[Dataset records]
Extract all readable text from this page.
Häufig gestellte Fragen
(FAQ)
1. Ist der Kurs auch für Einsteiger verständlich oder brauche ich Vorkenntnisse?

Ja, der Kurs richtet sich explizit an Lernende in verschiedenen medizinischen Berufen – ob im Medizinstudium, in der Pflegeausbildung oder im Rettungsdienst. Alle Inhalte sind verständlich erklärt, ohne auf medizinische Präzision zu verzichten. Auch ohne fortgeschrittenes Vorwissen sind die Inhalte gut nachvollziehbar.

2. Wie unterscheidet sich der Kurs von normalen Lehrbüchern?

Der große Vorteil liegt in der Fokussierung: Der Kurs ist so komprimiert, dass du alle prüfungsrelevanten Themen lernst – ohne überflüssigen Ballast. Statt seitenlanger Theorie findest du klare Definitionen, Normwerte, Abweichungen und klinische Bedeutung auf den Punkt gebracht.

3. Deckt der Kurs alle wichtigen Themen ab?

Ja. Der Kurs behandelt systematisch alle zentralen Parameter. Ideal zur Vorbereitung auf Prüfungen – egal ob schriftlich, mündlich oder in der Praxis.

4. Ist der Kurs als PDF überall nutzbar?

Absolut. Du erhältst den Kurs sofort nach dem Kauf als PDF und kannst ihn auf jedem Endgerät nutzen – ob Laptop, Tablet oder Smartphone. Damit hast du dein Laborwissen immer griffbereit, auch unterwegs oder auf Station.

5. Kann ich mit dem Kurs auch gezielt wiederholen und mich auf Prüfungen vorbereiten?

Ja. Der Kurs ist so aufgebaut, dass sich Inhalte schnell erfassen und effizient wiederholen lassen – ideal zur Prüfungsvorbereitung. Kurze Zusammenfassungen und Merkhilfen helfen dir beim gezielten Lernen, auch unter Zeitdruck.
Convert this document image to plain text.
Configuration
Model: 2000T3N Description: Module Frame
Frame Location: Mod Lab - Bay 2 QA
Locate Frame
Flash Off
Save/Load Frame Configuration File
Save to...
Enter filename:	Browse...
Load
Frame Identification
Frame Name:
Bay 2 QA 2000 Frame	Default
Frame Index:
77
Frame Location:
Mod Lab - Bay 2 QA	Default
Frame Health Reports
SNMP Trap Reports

▶ What the task asks
Write the data back out verbatim.

▶ Finished exercise
Extract all readable text from this page.
Häufig gestellte Fragen
(FAQ)
1. Ist der Kurs auch für Einsteiger verständlich oder brauche ich Vorkenntnisse?

Ja, der Kurs richtet sich explizit an Lernende in verschiedenen medizinischen Berufen – ob im Medizinstudium, in der Pflegeausbildung oder im Rettungsdienst. Alle Inhalte sind verständlich erklärt, ohne auf medizinische Präzision zu verzichten. Auch ohne fortgeschrittenes Vorwissen sind die Inhalte gut nachvollziehbar.

2. Wie unterscheidet sich der Kurs von normalen Lehrbüchern?

Der große Vorteil liegt in der Fokussierung: Der Kurs ist so komprimiert, dass du alle prüfungsrelevanten Themen lernst – ohne überflüssigen Ballast. Statt seitenlanger Theorie findest du klare Definitionen, Normwerte, Abweichungen und klinische Bedeutung auf den Punkt gebracht.

3. Deckt der Kurs alle wichtigen Themen ab?

Ja. Der Kurs behandelt systematisch alle zentralen Parameter. Ideal zur Vorbereitung auf Prüfungen – egal ob schriftlich, mündlich oder in der Praxis.

4. Ist der Kurs als PDF überall nutzbar?

Absolut. Du erhältst den Kurs sofort nach dem Kauf als PDF und kannst ihn auf jedem Endgerät nutzen – ob Laptop, Tablet oder Smartphone. Damit hast du dein Laborwissen immer griffbereit, auch unterwegs oder auf Station.

5. Kann ich mit dem Kurs auch gezielt wiederholen und mich auf Prüfungen vorbereiten?

Ja. Der Kurs ist so aufgebaut, dass sich Inhalte schnell erfassen und effizient wiederholen lassen – ideal zur Prüfungsvorbereitung. Kurze Zusammenfassungen und Merkhilfen helfen dir beim gezielten Lernen, auch unter Zeitdruck.
Convert this document image to plain text.
Configuration
Model: 2000T3N Description: Module Frame
Frame Location: Mod Lab - Bay 2 QA
Locate Frame
Flash Off
Save/Load Frame Configuration File
Save to...
Enter filename:	Browse...
Load
Frame Identification
Frame Name:
Bay 2 QA 2000 Frame	Default
Frame Index:
77
Frame Location:
Mod Lab - Bay 2 QA	Default
Frame Health Reports
SNMP Trap Reports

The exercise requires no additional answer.